Keep the pictures out of the copy and print all the entries below exactly.

[BEGIN Source data]

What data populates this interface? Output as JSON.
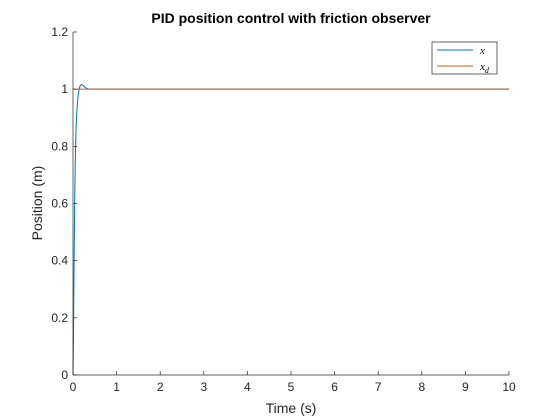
{
  "chart_data": {
    "type": "line",
    "title": "PID position control with friction observer",
    "xlabel": "Time (s)",
    "ylabel": "Position (m)",
    "xlim": [
      0,
      10
    ],
    "ylim": [
      0,
      1.2
    ],
    "xticks": [
      0,
      1,
      2,
      3,
      4,
      5,
      6,
      7,
      8,
      9,
      10
    ],
    "xtick_labels": [
      "0",
      "1",
      "2",
      "3",
      "4",
      "5",
      "6",
      "7",
      "8",
      "9",
      "10"
    ],
    "yticks": [
      0,
      0.2,
      0.4,
      0.6,
      0.8,
      1,
      1.2
    ],
    "ytick_labels": [
      "0",
      "0.2",
      "0.4",
      "0.6",
      "0.8",
      "1",
      "1.2"
    ],
    "grid": false,
    "legend_position": "top-right",
    "series": [
      {
        "name": "x",
        "color": "#0072BD",
        "x": [
          0,
          0.01,
          0.02,
          0.03,
          0.04,
          0.05,
          0.06,
          0.07,
          0.08,
          0.1,
          0.12,
          0.14,
          0.16,
          0.18,
          0.2,
          0.22,
          0.25,
          0.28,
          0.31,
          0.35,
          0.4,
          0.5,
          0.6,
          10
        ],
        "y": [
          0,
          0.12,
          0.3,
          0.48,
          0.62,
          0.73,
          0.8,
          0.86,
          0.9,
          0.95,
          0.98,
          1.0,
          1.01,
          1.015,
          1.016,
          1.014,
          1.01,
          1.006,
          1.003,
          1.001,
          1.0,
          1.0,
          1.0,
          1.0
        ]
      },
      {
        "name": "x_d",
        "color": "#D95319",
        "x": [
          0,
          10
        ],
        "y": [
          1,
          1
        ]
      }
    ],
    "legend": [
      {
        "base": "x",
        "sub": ""
      },
      {
        "base": "x",
        "sub": "d"
      }
    ]
  }
}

[END Source data]

* _Written answer_:
What data populates this interface? Output as JSON.
{
  "chart_data": {
    "type": "line",
    "title": "PID position control with friction observer",
    "xlabel": "Time (s)",
    "ylabel": "Position (m)",
    "xlim": [
      0,
      10
    ],
    "ylim": [
      0,
      1.2
    ],
    "xticks": [
      0,
      1,
      2,
      3,
      4,
      5,
      6,
      7,
      8,
      9,
      10
    ],
    "xtick_labels": [
      "0",
      "1",
      "2",
      "3",
      "4",
      "5",
      "6",
      "7",
      "8",
      "9",
      "10"
    ],
    "yticks": [
      0,
      0.2,
      0.4,
      0.6,
      0.8,
      1,
      1.2
    ],
    "ytick_labels": [
      "0",
      "0.2",
      "0.4",
      "0.6",
      "0.8",
      "1",
      "1.2"
    ],
    "grid": false,
    "legend_position": "top-right",
    "series": [
      {
        "name": "x",
        "color": "#0072BD",
        "x": [
          0,
          0.01,
          0.02,
          0.03,
          0.04,
          0.05,
          0.06,
          0.07,
          0.08,
          0.1,
          0.12,
          0.14,
          0.16,
          0.18,
          0.2,
          0.22,
          0.25,
          0.28,
          0.31,
          0.35,
          0.4,
          0.5,
          0.6,
          10
        ],
        "y": [
          0,
          0.12,
          0.3,
          0.48,
          0.62,
          0.73,
          0.8,
          0.86,
          0.9,
          0.95,
          0.98,
          1.0,
          1.01,
          1.015,
          1.016,
          1.014,
          1.01,
          1.006,
          1.003,
          1.001,
          1.0,
          1.0,
          1.0,
          1.0
        ]
      },
      {
        "name": "x_d",
        "color": "#D95319",
        "x": [
          0,
          10
        ],
        "y": [
          1,
          1
        ]
      }
    ],
    "legend": [
      {
        "base": "x",
        "sub": ""
      },
      {
        "base": "x",
        "sub": "d"
      }
    ]
  }
}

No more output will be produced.